Dataset records
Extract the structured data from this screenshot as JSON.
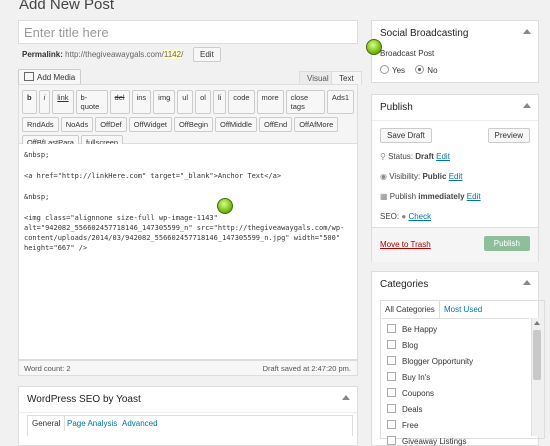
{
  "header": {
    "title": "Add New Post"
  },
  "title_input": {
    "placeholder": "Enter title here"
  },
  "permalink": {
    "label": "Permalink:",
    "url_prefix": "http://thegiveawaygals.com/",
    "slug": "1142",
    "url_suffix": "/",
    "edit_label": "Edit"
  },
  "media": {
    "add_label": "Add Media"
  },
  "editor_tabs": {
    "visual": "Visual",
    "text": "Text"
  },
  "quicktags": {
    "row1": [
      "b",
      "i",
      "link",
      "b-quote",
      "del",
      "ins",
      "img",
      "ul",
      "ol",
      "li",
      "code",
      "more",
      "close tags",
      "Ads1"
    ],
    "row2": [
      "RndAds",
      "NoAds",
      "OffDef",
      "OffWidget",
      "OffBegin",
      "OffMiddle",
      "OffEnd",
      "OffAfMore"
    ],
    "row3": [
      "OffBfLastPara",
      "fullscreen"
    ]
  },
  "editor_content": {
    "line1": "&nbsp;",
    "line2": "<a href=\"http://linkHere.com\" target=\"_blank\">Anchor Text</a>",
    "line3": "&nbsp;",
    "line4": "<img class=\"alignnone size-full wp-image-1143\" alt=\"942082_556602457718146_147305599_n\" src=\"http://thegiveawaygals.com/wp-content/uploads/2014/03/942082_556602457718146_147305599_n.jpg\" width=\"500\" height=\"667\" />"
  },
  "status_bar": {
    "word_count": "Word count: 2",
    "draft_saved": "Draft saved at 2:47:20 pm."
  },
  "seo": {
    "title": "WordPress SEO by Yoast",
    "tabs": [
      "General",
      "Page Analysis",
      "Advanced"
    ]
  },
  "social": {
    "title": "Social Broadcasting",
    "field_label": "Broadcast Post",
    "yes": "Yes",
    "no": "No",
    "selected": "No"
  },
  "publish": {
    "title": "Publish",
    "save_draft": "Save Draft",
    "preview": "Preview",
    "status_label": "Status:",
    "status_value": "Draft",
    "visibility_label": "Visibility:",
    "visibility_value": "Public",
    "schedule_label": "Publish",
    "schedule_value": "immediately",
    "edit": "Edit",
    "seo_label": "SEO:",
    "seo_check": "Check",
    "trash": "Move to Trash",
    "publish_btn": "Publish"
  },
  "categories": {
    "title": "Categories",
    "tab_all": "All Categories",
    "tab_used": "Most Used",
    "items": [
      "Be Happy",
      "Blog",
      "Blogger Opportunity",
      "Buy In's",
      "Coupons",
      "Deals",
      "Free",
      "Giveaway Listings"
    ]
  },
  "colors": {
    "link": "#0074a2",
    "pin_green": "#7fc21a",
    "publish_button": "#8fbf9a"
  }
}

Instructions for the task
State how many lines above contain the string "Post", with no other words.

Answer for this exercise
2